§ WHAT YOU HAVE TO DO
Reproduce the following material exactly, including every line.

§ PROVIDED ENTRIES
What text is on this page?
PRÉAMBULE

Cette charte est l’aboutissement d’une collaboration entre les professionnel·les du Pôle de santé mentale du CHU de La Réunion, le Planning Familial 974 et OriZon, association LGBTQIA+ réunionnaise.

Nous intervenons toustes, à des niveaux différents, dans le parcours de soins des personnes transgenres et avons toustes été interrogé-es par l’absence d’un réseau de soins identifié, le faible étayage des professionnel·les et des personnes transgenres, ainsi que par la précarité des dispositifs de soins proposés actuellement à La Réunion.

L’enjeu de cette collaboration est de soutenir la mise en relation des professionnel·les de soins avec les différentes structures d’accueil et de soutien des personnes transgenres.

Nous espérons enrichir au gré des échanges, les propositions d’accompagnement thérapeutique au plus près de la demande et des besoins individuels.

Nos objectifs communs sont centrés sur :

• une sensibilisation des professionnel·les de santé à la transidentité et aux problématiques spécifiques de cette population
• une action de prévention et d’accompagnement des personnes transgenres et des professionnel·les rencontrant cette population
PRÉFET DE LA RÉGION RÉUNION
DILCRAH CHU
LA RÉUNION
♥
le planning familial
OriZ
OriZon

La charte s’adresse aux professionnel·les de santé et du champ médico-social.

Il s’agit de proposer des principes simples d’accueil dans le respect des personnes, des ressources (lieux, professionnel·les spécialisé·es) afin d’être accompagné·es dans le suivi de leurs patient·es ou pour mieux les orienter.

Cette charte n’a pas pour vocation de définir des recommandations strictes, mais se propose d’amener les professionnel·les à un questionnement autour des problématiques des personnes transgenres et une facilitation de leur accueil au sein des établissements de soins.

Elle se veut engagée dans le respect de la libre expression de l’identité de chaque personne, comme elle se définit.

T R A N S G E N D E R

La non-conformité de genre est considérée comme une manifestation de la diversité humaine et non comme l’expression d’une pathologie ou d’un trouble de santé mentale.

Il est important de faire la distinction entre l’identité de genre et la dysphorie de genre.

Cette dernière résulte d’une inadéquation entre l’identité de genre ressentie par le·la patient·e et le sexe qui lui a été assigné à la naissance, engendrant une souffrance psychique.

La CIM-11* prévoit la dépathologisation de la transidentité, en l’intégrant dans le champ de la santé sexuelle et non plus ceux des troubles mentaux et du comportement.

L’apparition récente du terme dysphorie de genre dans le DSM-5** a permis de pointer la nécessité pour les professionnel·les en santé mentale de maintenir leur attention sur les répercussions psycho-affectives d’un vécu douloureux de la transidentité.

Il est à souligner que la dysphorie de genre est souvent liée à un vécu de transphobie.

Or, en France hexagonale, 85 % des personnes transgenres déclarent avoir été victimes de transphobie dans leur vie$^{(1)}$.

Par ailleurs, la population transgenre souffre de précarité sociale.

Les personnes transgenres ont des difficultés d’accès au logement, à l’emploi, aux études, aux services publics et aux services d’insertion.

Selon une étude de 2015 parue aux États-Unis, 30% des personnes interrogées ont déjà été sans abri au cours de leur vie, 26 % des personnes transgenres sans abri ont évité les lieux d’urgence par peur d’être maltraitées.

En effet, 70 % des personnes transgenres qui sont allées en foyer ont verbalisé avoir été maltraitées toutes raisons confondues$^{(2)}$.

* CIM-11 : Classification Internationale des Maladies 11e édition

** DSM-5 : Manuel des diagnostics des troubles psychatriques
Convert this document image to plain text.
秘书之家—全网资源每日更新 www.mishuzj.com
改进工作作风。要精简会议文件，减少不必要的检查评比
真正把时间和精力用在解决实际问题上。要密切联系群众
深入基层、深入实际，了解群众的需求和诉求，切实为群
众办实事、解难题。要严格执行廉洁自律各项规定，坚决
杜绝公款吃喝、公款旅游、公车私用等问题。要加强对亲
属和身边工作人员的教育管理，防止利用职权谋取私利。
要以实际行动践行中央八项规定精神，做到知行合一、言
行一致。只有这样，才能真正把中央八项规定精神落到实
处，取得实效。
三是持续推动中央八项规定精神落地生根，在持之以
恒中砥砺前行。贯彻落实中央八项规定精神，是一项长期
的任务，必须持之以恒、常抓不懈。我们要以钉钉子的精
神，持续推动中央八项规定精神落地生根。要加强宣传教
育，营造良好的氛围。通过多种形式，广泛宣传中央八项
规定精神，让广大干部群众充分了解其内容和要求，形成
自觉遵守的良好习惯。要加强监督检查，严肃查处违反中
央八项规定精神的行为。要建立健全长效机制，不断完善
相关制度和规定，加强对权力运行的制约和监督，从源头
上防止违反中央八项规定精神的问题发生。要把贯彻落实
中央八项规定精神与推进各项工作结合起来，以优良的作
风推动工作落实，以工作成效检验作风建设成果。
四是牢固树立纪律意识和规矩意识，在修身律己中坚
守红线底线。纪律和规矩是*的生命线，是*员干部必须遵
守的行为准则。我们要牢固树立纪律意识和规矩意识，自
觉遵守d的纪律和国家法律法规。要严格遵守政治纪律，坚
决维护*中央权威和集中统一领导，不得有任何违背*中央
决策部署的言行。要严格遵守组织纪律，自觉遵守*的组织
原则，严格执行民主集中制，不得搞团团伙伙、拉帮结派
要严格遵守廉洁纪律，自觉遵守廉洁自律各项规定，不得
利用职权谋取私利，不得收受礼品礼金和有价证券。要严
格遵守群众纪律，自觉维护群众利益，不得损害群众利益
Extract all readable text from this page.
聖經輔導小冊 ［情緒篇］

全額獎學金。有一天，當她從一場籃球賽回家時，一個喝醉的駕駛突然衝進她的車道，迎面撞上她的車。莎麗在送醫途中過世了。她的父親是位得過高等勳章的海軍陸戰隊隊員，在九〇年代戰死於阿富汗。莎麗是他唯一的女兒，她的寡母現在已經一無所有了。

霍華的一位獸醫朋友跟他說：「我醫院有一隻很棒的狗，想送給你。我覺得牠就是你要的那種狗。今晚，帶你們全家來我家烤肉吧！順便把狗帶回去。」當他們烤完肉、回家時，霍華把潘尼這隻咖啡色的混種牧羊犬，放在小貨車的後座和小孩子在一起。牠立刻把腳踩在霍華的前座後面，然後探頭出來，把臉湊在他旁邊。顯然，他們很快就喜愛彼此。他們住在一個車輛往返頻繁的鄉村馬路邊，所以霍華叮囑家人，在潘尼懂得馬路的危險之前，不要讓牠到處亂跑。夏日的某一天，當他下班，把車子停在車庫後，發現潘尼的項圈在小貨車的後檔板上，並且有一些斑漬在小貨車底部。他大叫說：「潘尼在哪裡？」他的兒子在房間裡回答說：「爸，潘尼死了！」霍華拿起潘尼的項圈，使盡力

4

§ SOLVED EXERCISE
What text is on this page?
PRÉAMBULE

Cette charte est l’aboutissement d’une collaboration entre les professionnel·les du Pôle de santé mentale du CHU de La Réunion, le Planning Familial 974 et OriZon, association LGBTQIA+ réunionnaise.

Nous intervenons toustes, à des niveaux différents, dans le parcours de soins des personnes transgenres et avons toustes été interrogé-es par l’absence d’un réseau de soins identifié, le faible étayage des professionnel·les et des personnes transgenres, ainsi que par la précarité des dispositifs de soins proposés actuellement à La Réunion.

L’enjeu de cette collaboration est de soutenir la mise en relation des professionnel·les de soins avec les différentes structures d’accueil et de soutien des personnes transgenres.

Nous espérons enrichir au gré des échanges, les propositions d’accompagnement thérapeutique au plus près de la demande et des besoins individuels.

Nos objectifs communs sont centrés sur :

• une sensibilisation des professionnel·les de santé à la transidentité et aux problématiques spécifiques de cette population
• une action de prévention et d’accompagnement des personnes transgenres et des professionnel·les rencontrant cette population
PRÉFET DE LA RÉGION RÉUNION
DILCRAH CHU
LA RÉUNION
♥
le planning familial
OriZ
OriZon

La charte s’adresse aux professionnel·les de santé et du champ médico-social.

Il s’agit de proposer des principes simples d’accueil dans le respect des personnes, des ressources (lieux, professionnel·les spécialisé·es) afin d’être accompagné·es dans le suivi de leurs patient·es ou pour mieux les orienter.

Cette charte n’a pas pour vocation de définir des recommandations strictes, mais se propose d’amener les professionnel·les à un questionnement autour des problématiques des personnes transgenres et une facilitation de leur accueil au sein des établissements de soins.

Elle se veut engagée dans le respect de la libre expression de l’identité de chaque personne, comme elle se définit.

T R A N S G E N D E R

La non-conformité de genre est considérée comme une manifestation de la diversité humaine et non comme l’expression d’une pathologie ou d’un trouble de santé mentale.

Il est important de faire la distinction entre l’identité de genre et la dysphorie de genre.

Cette dernière résulte d’une inadéquation entre l’identité de genre ressentie par le·la patient·e et le sexe qui lui a été assigné à la naissance, engendrant une souffrance psychique.

La CIM-11* prévoit la dépathologisation de la transidentité, en l’intégrant dans le champ de la santé sexuelle et non plus ceux des troubles mentaux et du comportement.

L’apparition récente du terme dysphorie de genre dans le DSM-5** a permis de pointer la nécessité pour les professionnel·les en santé mentale de maintenir leur attention sur les répercussions psycho-affectives d’un vécu douloureux de la transidentité.

Il est à souligner que la dysphorie de genre est souvent liée à un vécu de transphobie.

Or, en France hexagonale, 85 % des personnes transgenres déclarent avoir été victimes de transphobie dans leur vie$^{(1)}$.

Par ailleurs, la population transgenre souffre de précarité sociale.

Les personnes transgenres ont des difficultés d’accès au logement, à l’emploi, aux études, aux services publics et aux services d’insertion.

Selon une étude de 2015 parue aux États-Unis, 30% des personnes interrogées ont déjà été sans abri au cours de leur vie, 26 % des personnes transgenres sans abri ont évité les lieux d’urgence par peur d’être maltraitées.

En effet, 70 % des personnes transgenres qui sont allées en foyer ont verbalisé avoir été maltraitées toutes raisons confondues$^{(2)}$.

* CIM-11 : Classification Internationale des Maladies 11e édition

** DSM-5 : Manuel des diagnostics des troubles psychatriques
Convert this document image to plain text.
秘书之家—全网资源每日更新 www.mishuzj.com
改进工作作风。要精简会议文件，减少不必要的检查评比
真正把时间和精力用在解决实际问题上。要密切联系群众
深入基层、深入实际，了解群众的需求和诉求，切实为群
众办实事、解难题。要严格执行廉洁自律各项规定，坚决
杜绝公款吃喝、公款旅游、公车私用等问题。要加强对亲
属和身边工作人员的教育管理，防止利用职权谋取私利。
要以实际行动践行中央八项规定精神，做到知行合一、言
行一致。只有这样，才能真正把中央八项规定精神落到实
处，取得实效。
三是持续推动中央八项规定精神落地生根，在持之以
恒中砥砺前行。贯彻落实中央八项规定精神，是一项长期
的任务，必须持之以恒、常抓不懈。我们要以钉钉子的精
神，持续推动中央八项规定精神落地生根。要加强宣传教
育，营造良好的氛围。通过多种形式，广泛宣传中央八项
规定精神，让广大干部群众充分了解其内容和要求，形成
自觉遵守的良好习惯。要加强监督检查，严肃查处违反中
央八项规定精神的行为。要建立健全长效机制，不断完善
相关制度和规定，加强对权力运行的制约和监督，从源头
上防止违反中央八项规定精神的问题发生。要把贯彻落实
中央八项规定精神与推进各项工作结合起来，以优良的作
风推动工作落实，以工作成效检验作风建设成果。
四是牢固树立纪律意识和规矩意识，在修身律己中坚
守红线底线。纪律和规矩是*的生命线，是*员干部必须遵
守的行为准则。我们要牢固树立纪律意识和规矩意识，自
觉遵守d的纪律和国家法律法规。要严格遵守政治纪律，坚
决维护*中央权威和集中统一领导，不得有任何违背*中央
决策部署的言行。要严格遵守组织纪律，自觉遵守*的组织
原则，严格执行民主集中制，不得搞团团伙伙、拉帮结派
要严格遵守廉洁纪律，自觉遵守廉洁自律各项规定，不得
利用职权谋取私利，不得收受礼品礼金和有价证券。要严
格遵守群众纪律，自觉维护群众利益，不得损害群众利益
Extract all readable text from this page.
聖經輔導小冊 ［情緒篇］

全額獎學金。有一天，當她從一場籃球賽回家時，一個喝醉的駕駛突然衝進她的車道，迎面撞上她的車。莎麗在送醫途中過世了。她的父親是位得過高等勳章的海軍陸戰隊隊員，在九〇年代戰死於阿富汗。莎麗是他唯一的女兒，她的寡母現在已經一無所有了。

霍華的一位獸醫朋友跟他說：「我醫院有一隻很棒的狗，想送給你。我覺得牠就是你要的那種狗。今晚，帶你們全家來我家烤肉吧！順便把狗帶回去。」當他們烤完肉、回家時，霍華把潘尼這隻咖啡色的混種牧羊犬，放在小貨車的後座和小孩子在一起。牠立刻把腳踩在霍華的前座後面，然後探頭出來，把臉湊在他旁邊。顯然，他們很快就喜愛彼此。他們住在一個車輛往返頻繁的鄉村馬路邊，所以霍華叮囑家人，在潘尼懂得馬路的危險之前，不要讓牠到處亂跑。夏日的某一天，當他下班，把車子停在車庫後，發現潘尼的項圈在小貨車的後檔板上，並且有一些斑漬在小貨車底部。他大叫說：「潘尼在哪裡？」他的兒子在房間裡回答說：「爸，潘尼死了！」霍華拿起潘尼的項圈，使盡力

4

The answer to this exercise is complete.